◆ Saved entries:
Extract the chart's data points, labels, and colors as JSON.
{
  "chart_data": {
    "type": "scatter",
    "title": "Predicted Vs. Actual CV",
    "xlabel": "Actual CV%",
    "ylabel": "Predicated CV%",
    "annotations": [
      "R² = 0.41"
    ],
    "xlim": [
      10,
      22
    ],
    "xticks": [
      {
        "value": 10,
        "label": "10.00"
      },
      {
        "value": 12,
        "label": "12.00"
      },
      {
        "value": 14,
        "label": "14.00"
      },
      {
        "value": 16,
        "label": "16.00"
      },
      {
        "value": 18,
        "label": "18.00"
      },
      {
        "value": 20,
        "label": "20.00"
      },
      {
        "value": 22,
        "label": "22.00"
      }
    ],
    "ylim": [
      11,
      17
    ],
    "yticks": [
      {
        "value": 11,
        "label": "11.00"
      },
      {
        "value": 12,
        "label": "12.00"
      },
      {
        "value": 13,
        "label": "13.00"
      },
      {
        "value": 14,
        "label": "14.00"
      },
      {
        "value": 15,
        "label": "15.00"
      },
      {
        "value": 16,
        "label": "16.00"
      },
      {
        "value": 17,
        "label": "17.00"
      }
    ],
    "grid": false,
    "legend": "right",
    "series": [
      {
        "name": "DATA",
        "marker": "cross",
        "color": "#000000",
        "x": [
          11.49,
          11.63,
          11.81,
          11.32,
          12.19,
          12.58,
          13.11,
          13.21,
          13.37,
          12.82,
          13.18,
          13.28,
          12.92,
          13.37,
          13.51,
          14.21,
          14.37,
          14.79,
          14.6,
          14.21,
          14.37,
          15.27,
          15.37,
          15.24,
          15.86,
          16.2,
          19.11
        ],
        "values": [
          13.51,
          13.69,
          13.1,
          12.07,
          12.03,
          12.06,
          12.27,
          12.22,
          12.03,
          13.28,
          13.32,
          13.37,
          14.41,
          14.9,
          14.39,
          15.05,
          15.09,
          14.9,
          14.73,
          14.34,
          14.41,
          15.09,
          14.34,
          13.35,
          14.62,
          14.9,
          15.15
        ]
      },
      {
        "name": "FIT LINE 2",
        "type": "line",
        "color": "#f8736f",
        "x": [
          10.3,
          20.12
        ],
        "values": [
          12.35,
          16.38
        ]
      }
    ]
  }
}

◆ What you should do: Generate an exact reproduction of all entries.

◆ Output below:
Extract the chart's data points, labels, and colors as JSON.
{
  "chart_data": {
    "type": "scatter",
    "title": "Predicted Vs. Actual CV",
    "xlabel": "Actual CV%",
    "ylabel": "Predicated CV%",
    "annotations": [
      "R² = 0.41"
    ],
    "xlim": [
      10,
      22
    ],
    "xticks": [
      {
        "value": 10,
        "label": "10.00"
      },
      {
        "value": 12,
        "label": "12.00"
      },
      {
        "value": 14,
        "label": "14.00"
      },
      {
        "value": 16,
        "label": "16.00"
      },
      {
        "value": 18,
        "label": "18.00"
      },
      {
        "value": 20,
        "label": "20.00"
      },
      {
        "value": 22,
        "label": "22.00"
      }
    ],
    "ylim": [
      11,
      17
    ],
    "yticks": [
      {
        "value": 11,
        "label": "11.00"
      },
      {
        "value": 12,
        "label": "12.00"
      },
      {
        "value": 13,
        "label": "13.00"
      },
      {
        "value": 14,
        "label": "14.00"
      },
      {
        "value": 15,
        "label": "15.00"
      },
      {
        "value": 16,
        "label": "16.00"
      },
      {
        "value": 17,
        "label": "17.00"
      }
    ],
    "grid": false,
    "legend": "right",
    "series": [
      {
        "name": "DATA",
        "marker": "cross",
        "color": "#000000",
        "x": [
          11.49,
          11.63,
          11.81,
          11.32,
          12.19,
          12.58,
          13.11,
          13.21,
          13.37,
          12.82,
          13.18,
          13.28,
          12.92,
          13.37,
          13.51,
          14.21,
          14.37,
          14.79,
          14.6,
          14.21,
          14.37,
          15.27,
          15.37,
          15.24,
          15.86,
          16.2,
          19.11
        ],
        "values": [
          13.51,
          13.69,
          13.1,
          12.07,
          12.03,
          12.06,
          12.27,
          12.22,
          12.03,
          13.28,
          13.32,
          13.37,
          14.41,
          14.9,
          14.39,
          15.05,
          15.09,
          14.9,
          14.73,
          14.34,
          14.41,
          15.09,
          14.34,
          13.35,
          14.62,
          14.9,
          15.15
        ]
      },
      {
        "name": "FIT LINE 2",
        "type": "line",
        "color": "#f8736f",
        "x": [
          10.3,
          20.12
        ],
        "values": [
          12.35,
          16.38
        ]
      }
    ]
  }
}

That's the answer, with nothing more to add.